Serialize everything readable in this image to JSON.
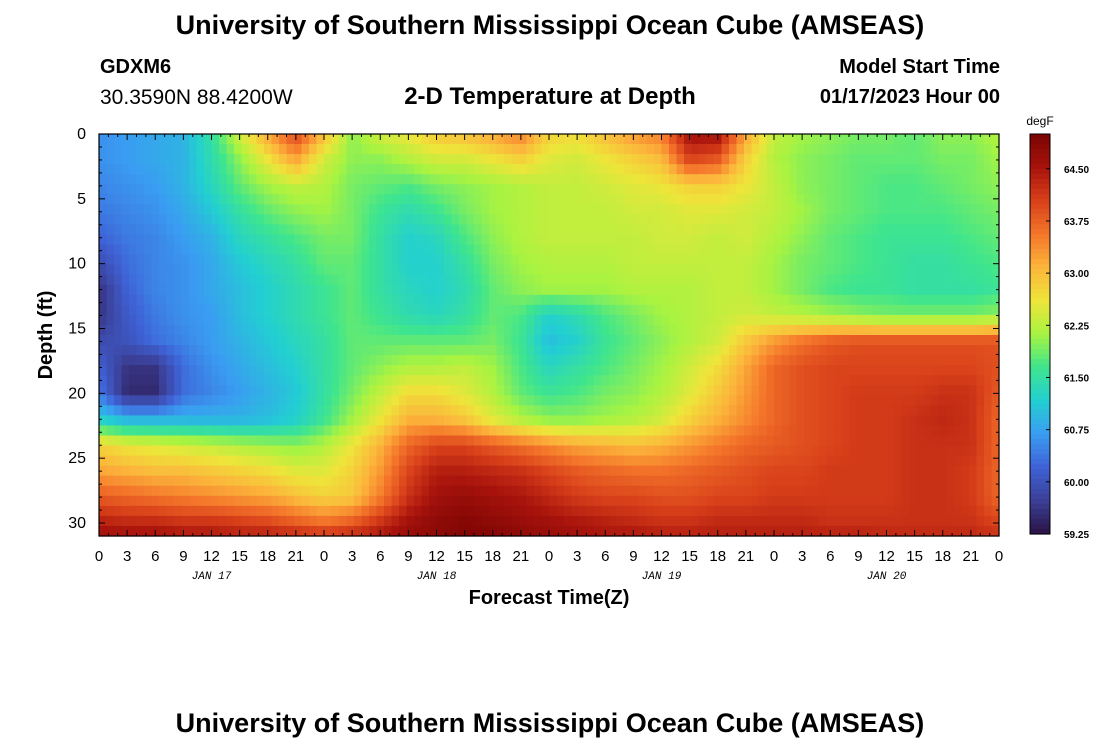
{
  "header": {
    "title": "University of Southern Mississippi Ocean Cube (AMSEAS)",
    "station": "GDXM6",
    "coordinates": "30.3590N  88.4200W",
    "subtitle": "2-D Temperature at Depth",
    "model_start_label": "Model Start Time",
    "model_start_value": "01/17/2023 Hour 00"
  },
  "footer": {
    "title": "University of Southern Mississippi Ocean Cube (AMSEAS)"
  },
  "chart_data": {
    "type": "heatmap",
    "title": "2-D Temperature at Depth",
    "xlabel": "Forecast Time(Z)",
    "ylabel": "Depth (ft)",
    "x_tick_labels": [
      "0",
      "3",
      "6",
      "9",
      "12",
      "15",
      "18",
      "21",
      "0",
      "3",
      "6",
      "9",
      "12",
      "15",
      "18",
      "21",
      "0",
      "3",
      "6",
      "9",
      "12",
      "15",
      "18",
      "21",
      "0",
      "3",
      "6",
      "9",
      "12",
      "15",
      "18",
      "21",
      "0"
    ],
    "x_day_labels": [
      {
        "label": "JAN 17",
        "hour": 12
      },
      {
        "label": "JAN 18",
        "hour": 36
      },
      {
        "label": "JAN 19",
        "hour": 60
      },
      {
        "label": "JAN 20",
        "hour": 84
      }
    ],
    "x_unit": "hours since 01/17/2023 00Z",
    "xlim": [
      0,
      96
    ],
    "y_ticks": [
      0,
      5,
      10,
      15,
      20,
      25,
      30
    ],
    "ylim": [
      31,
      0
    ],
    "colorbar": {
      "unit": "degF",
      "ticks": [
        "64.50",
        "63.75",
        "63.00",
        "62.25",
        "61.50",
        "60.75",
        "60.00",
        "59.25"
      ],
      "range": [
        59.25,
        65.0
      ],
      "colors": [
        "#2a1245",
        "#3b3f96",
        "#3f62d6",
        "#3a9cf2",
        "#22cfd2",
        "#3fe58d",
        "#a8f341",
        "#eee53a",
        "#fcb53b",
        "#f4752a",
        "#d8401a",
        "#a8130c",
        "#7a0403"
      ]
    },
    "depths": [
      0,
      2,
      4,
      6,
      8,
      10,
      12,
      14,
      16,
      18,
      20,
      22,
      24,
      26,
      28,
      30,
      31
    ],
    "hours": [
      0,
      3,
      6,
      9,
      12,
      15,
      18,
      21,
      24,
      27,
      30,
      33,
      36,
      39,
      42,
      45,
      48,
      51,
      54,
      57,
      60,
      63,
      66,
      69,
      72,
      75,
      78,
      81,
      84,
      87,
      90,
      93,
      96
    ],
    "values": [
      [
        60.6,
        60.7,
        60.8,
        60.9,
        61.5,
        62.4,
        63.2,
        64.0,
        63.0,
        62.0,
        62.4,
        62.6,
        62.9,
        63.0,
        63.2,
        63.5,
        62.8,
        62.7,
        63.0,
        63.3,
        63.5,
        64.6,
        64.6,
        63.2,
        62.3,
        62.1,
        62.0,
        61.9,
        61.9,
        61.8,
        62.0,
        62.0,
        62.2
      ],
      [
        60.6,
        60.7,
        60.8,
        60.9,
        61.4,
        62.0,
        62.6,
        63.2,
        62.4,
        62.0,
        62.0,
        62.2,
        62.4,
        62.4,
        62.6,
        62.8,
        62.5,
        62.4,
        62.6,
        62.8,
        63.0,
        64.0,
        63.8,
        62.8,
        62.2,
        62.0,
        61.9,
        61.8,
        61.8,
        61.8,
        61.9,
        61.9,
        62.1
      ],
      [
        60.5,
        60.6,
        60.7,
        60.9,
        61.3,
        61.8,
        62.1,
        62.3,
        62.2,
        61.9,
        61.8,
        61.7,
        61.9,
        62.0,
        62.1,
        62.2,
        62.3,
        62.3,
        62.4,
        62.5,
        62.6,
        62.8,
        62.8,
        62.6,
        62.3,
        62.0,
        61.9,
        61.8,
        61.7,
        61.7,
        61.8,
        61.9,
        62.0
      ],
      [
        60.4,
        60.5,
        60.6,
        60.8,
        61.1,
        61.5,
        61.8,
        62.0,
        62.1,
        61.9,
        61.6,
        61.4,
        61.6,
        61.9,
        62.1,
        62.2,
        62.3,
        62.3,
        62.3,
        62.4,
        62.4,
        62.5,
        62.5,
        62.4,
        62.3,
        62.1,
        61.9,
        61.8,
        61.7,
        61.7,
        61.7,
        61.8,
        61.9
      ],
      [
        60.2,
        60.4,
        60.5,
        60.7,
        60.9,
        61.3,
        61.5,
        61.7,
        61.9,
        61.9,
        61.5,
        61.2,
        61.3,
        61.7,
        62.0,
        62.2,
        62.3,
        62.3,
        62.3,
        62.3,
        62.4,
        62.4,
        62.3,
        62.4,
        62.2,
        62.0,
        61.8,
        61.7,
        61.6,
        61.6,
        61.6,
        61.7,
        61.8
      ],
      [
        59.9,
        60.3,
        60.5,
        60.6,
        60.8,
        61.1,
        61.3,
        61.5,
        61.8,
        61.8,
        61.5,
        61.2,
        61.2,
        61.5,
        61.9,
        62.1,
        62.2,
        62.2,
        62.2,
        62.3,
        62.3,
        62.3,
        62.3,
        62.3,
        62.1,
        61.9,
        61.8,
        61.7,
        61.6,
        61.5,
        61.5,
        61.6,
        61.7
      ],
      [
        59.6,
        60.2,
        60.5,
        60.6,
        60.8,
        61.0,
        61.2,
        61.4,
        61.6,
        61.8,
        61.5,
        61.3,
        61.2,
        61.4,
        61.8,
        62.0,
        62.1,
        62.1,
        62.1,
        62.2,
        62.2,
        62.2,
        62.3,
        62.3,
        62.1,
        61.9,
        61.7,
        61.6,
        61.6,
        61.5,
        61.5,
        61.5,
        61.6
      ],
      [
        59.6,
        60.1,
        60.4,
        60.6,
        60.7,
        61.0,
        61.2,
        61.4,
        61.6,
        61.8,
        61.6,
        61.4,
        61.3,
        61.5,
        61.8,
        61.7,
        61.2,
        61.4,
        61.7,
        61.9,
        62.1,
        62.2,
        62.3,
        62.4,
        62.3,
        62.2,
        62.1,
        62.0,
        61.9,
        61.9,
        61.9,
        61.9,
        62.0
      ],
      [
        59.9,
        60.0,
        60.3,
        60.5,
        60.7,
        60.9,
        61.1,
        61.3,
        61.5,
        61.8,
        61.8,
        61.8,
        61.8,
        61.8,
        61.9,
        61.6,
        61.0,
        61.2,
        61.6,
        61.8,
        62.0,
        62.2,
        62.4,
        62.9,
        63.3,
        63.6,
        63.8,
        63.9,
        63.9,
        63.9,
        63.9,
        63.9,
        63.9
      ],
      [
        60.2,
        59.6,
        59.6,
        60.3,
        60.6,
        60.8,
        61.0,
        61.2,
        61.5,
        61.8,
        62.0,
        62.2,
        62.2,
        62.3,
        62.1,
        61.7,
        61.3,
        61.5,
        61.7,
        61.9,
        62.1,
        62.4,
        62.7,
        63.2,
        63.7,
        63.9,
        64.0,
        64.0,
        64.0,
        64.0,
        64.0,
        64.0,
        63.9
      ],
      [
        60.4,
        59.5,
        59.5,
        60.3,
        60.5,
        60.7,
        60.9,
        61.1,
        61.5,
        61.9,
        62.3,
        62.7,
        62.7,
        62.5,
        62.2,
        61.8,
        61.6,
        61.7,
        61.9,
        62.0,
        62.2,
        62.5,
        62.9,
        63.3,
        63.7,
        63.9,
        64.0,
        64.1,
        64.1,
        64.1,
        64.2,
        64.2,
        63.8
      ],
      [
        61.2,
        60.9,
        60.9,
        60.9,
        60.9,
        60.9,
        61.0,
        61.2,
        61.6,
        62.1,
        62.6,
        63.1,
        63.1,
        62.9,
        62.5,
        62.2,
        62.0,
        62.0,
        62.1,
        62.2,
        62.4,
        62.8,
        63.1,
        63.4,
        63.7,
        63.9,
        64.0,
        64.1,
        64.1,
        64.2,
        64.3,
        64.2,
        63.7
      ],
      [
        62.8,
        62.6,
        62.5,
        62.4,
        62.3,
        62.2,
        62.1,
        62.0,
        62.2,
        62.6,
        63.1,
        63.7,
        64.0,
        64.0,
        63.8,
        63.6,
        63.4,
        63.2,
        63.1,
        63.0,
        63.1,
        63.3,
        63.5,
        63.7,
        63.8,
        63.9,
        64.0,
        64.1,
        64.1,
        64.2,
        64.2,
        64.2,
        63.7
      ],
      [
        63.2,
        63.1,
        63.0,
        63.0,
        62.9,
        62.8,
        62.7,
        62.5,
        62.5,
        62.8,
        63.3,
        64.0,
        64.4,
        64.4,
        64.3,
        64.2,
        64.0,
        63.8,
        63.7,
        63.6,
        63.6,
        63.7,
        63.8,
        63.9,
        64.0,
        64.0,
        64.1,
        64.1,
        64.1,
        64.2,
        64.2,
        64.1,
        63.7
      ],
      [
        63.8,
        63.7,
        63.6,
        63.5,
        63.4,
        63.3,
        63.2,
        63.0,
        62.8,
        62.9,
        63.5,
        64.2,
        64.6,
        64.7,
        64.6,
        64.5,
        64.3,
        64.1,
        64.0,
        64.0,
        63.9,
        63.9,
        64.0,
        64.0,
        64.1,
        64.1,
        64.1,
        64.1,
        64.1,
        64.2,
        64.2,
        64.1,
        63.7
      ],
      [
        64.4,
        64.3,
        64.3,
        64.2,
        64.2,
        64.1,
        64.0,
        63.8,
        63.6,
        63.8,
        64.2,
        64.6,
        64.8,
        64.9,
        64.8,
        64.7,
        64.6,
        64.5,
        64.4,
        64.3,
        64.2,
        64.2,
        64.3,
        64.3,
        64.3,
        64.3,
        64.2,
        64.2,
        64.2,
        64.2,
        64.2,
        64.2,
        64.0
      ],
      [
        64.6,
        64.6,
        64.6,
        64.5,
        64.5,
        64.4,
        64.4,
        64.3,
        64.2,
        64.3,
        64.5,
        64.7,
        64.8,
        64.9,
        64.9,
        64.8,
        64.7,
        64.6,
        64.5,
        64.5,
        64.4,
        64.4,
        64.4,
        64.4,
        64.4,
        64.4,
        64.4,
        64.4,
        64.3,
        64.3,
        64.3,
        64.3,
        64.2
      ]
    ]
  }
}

==================================================

● EXERCISE REQUIREMENTS
Filter the entries above down to the lines containing the word "hours".

● ANSWER TO THIS PROBLEM
    "x_unit": "hours since 01/17/2023 00Z",
    "hours": [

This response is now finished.